::: DATA PROVIDED

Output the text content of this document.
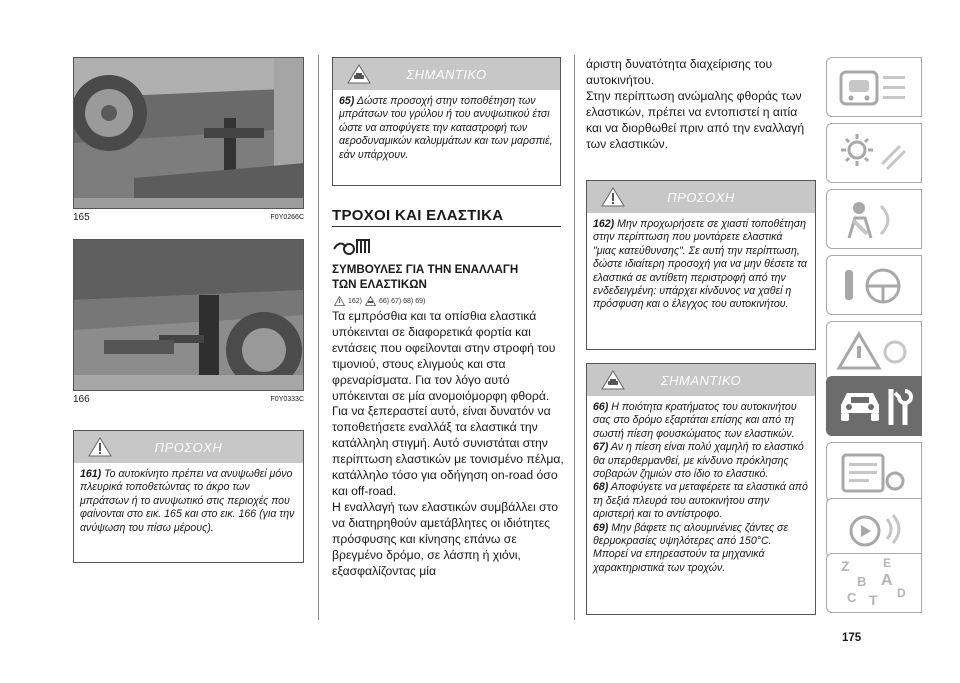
165	F0Y0266C
166	F0Y0333C
ΠΡΟΣΟΧΗ

161) Το αυτοκίνητο πρέπει να ανυψωθεί μόνο πλευρικά τοποθετώντας το άκρο των μπράτσων ή το ανυψωτικό στις περιοχές που φαίνονται στο εικ. 165 και στο εικ. 166 (για την ανύψωση του πίσω μέρους).

ΣΗΜΑΝΤΙΚΟ

65) Δώστε προσοχή στην τοποθέτηση των μπράτσων του γρύλου ή του ανυψωτικού έτσι ώστε να αποφύγετε την καταστροφή των αεροδυναμικών καλυμμάτων και των μαρσπιέ, εάν υπάρχουν.

ΤΡΟΧΟΙ ΚΑΙ ΕΛΑΣΤΙΚΑ
ΣΥΜΒΟΥΛΕΣ ΓΙΑ ΤΗΝ ΕΝΑΛΛΑΓΗ
ΤΩΝ ΕΛΑΣΤΙΚΩΝ
162) 66) 67) 68) 69)

Τα εμπρόσθια και τα οπίσθια ελαστικά υπόκεινται σε διαφορετικά φορτία και εντάσεις που οφείλονται στην στροφή του τιμονιού, στους ελιγμούς και στα φρεναρίσματα. Για τον λόγο αυτό υπόκεινται σε μία ανομοιόμορφη φθορά.

Για να ξεπεραστεί αυτό, είναι δυνατόν να τοποθετήσετε εναλλάξ τα ελαστικά την κατάλληλη στιγμή. Αυτό συνιστάται στην περίπτωση ελαστικών με τονισμένο πέλμα, κατάλληλο τόσο για οδήγηση on-road όσο και off-road.

Η εναλλαγή των ελαστικών συμβάλλει στο να διατηρηθούν αμετάβλητες οι ιδιότητες πρόσφυσης και κίνησης επάνω σε βρεγμένο δρόμο, σε λάσπη ή χιόνι, εξασφαλίζοντας μία

άριστη δυνατότητα διαχείρισης του αυτοκινήτου.

Στην περίπτωση ανώμαλης φθοράς των ελαστικών, πρέπει να εντοπιστεί η αιτία και να διορθωθεί πριν από την εναλλαγή των ελαστικών.

ΠΡΟΣΟΧΗ

162) Μην προχωρήσετε σε χιαστί τοποθέτηση στην περίπτωση που μοντάρετε ελαστικά "μιας κατεύθυνσης". Σε αυτή την περίπτωση, δώστε ιδιαίτερη προσοχή για να μην θέσετε τα ελαστικά σε αντίθετη περιστροφή από την ενδεδειγμένη: υπάρχει κίνδυνος να χαθεί η πρόσφυση και ο έλεγχος του αυτοκινήτου.

ΣΗΜΑΝΤΙΚΟ

66) Η ποιότητα κρατήματος του αυτοκινήτου σας στο δρόμο εξαρτάται επίσης και από τη σωστή πίεση φουσκώματος των ελαστικών.

67) Αν η πίεση είναι πολύ χαμηλή το ελαστικό θα υπερθερμανθεί, με κίνδυνο πρόκλησης σοβαρών ζημιών στο ίδιο το ελαστικό.

68) Αποφύγετε να μεταφέρετε τα ελαστικά από τη δεξιά πλευρά του αυτοκινήτου στην αριστερή και το αντίστροφο.

69) Μην βάφετε τις αλουμινένιες ζάντες σε θερμοκρασίες υψηλότερες από 150°C. Μπορεί να επηρεαστούν τα μηχανικά χαρακτηριστικά των τροχών.	Z	E
B A
C T D
175
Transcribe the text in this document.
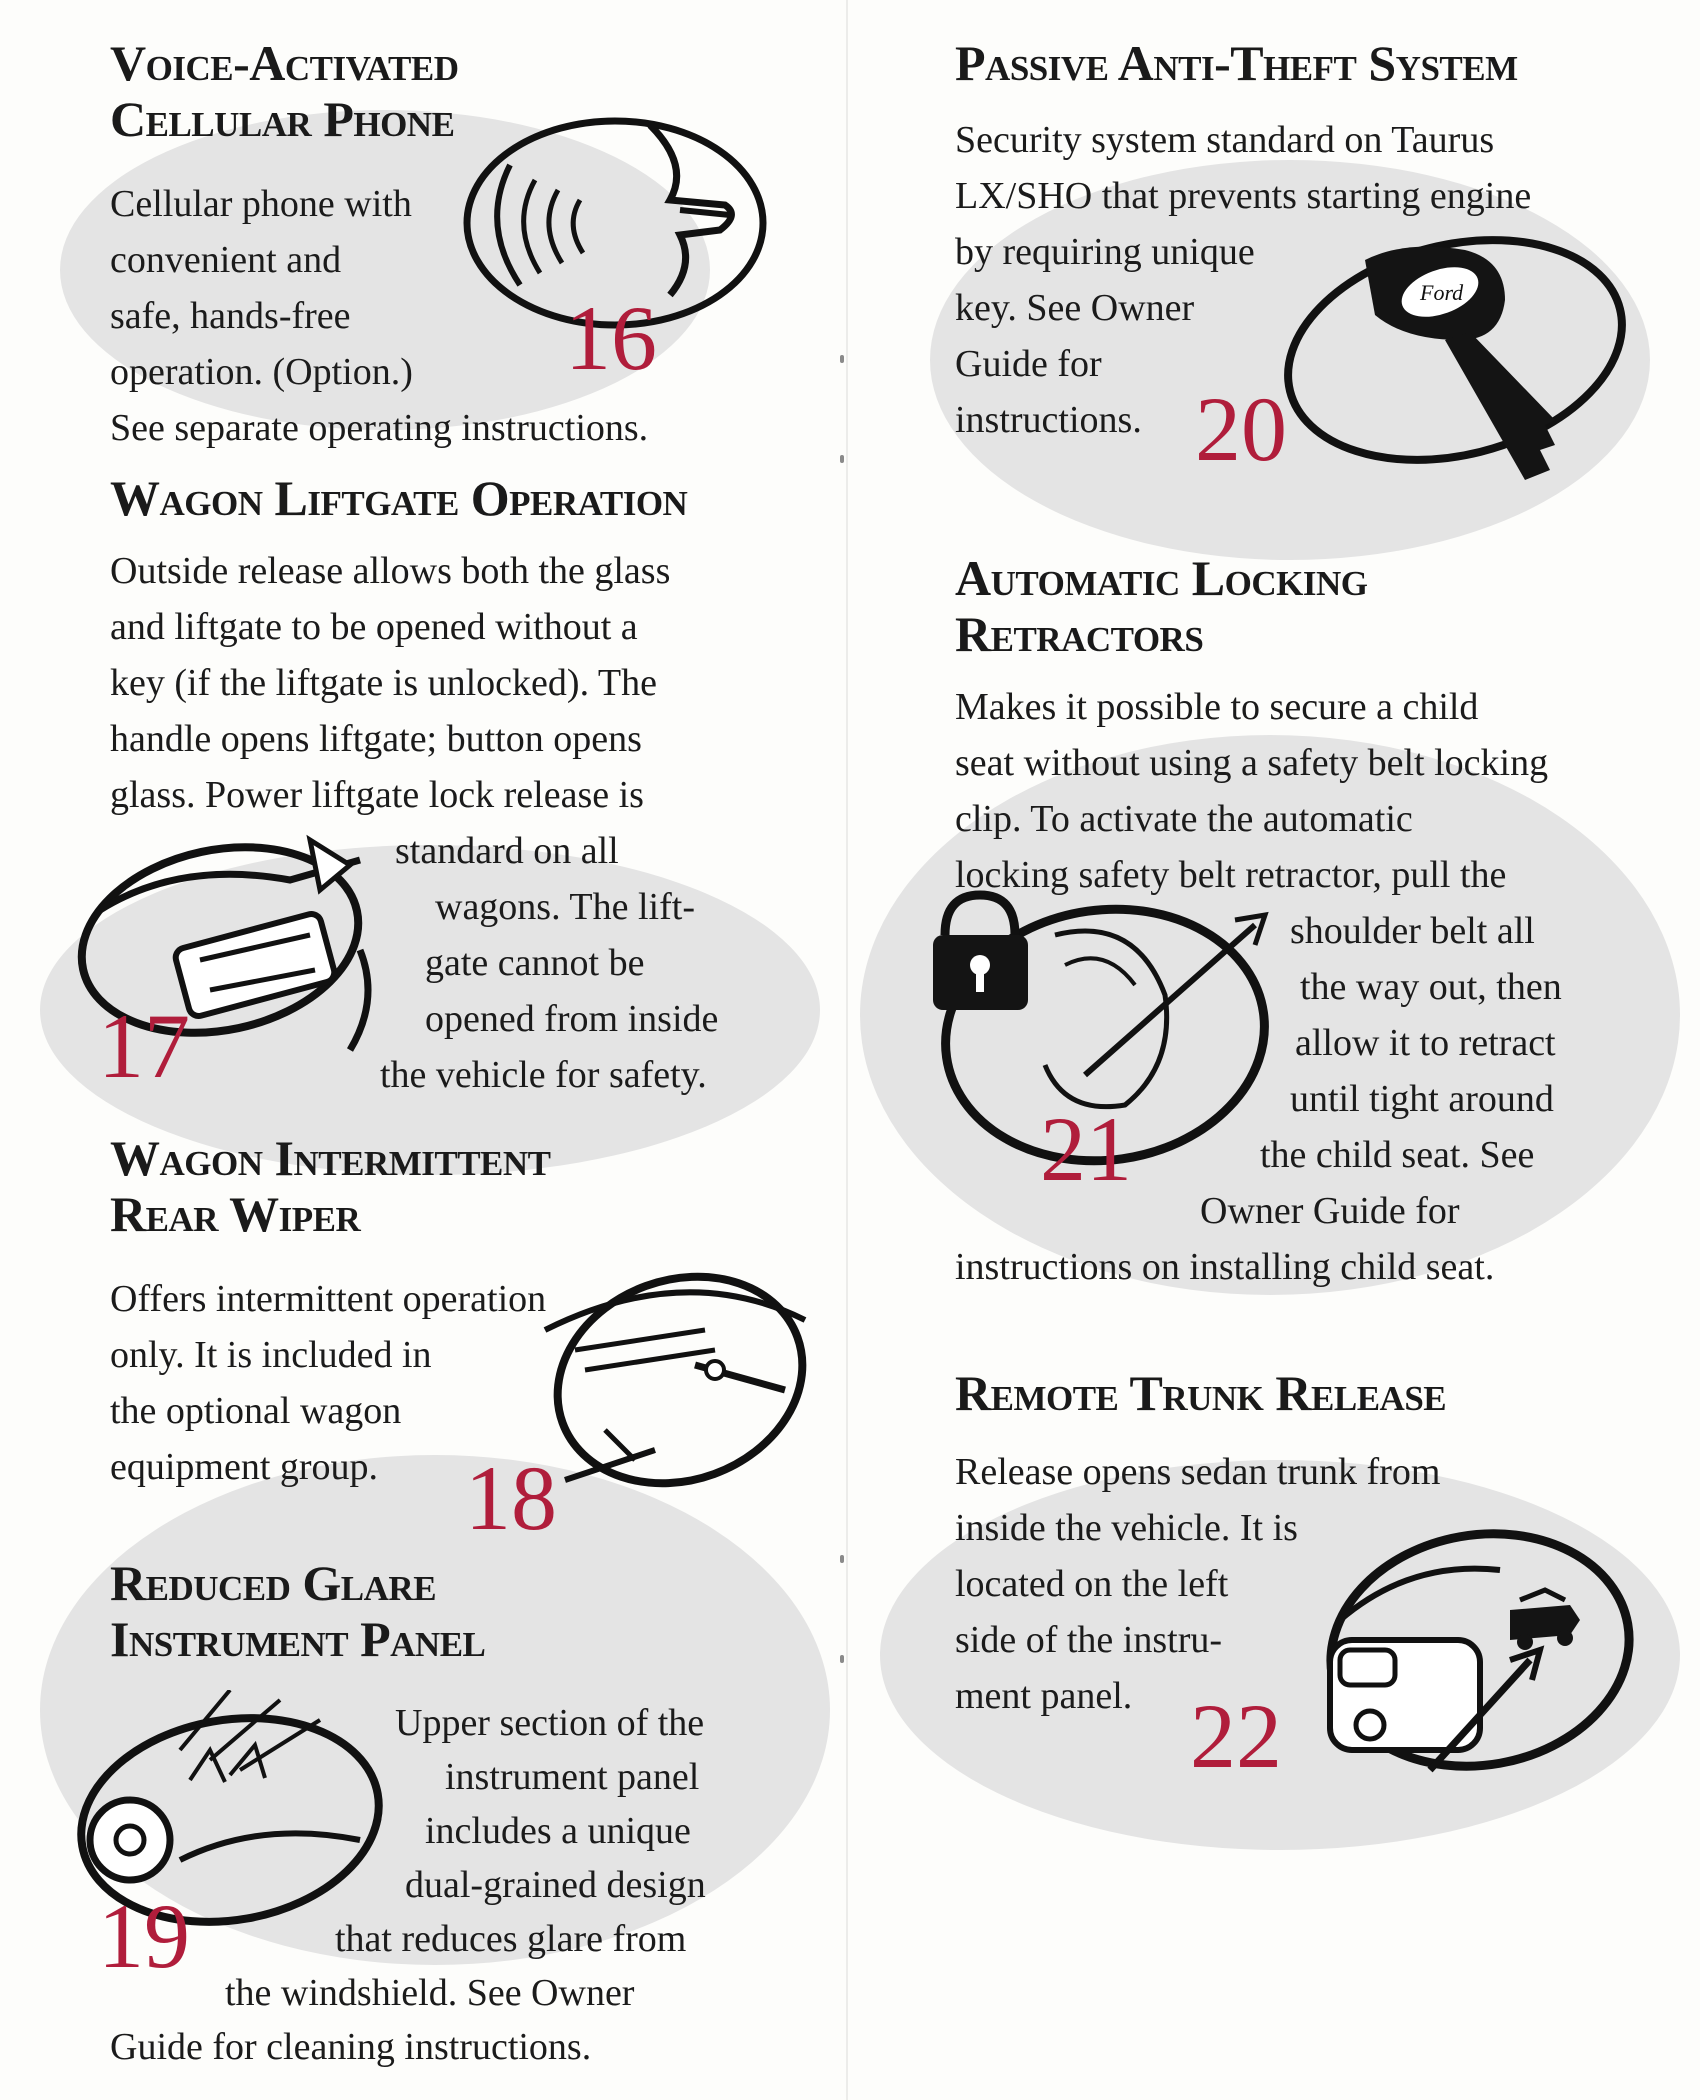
Voice-Activated
Cellular Phone
Cellular phone with
convenient and
safe, hands-free
operation. (Option.)
See separate operating instructions.
16
Wagon Liftgate Operation
Outside release allows both the glass
and liftgate to be opened without a
key (if the liftgate is unlocked). The
handle opens liftgate; button opens
glass. Power liftgate lock release is
standard on all
wagons. The lift-
gate cannot be
opened from inside
the vehicle for safety.
17
Wagon Intermittent
Rear Wiper
Offers intermittent operation
only. It is included in
the optional wagon
equipment group. 18
Reduced Glare
Instrument Panel
Upper section of the
instrument panel
includes a unique
dual-grained design
that reduces glare from
the windshield. See Owner
Guide for cleaning instructions.
19
Passive Anti-Theft System
Security system standard on Taurus
LX/SHO that prevents starting engine
by requiring unique
key. See Owner
Guide for
instructions.
Ford
20
Automatic Locking
Retractors
Makes it possible to secure a child
seat without using a safety belt locking
clip. To activate the automatic
locking safety belt retractor, pull the
shoulder belt all
the way out, then
allow it to retract
until tight around
the child seat. See
Owner Guide for
instructions on installing child seat.
21
Remote Trunk Release
Release opens sedan trunk from
inside the vehicle. It is
located on the left
side of the instru-
ment panel. 22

::::::

● CHALLENGE
Where a line above contains the word "είναι", copy that line.

● SOLUTION TO THIS PROBLEM
Για να ξεπεραστεί αυτό, είναι δυνατόν να τοποθετήσετε εναλλάξ τα ελαστικά την κατάλληλη στιγμή. Αυτό συνιστάται στην περίπτωση ελαστικών με τονισμένο πέλμα, κατάλληλο τόσο για οδήγηση on-road όσο και off-road.
67) Αν η πίεση είναι πολύ χαμηλή το ελαστικό θα υπερθερμανθεί, με κίνδυνο πρόκλησης σοβαρών ζημιών στο ίδιο το ελαστικό.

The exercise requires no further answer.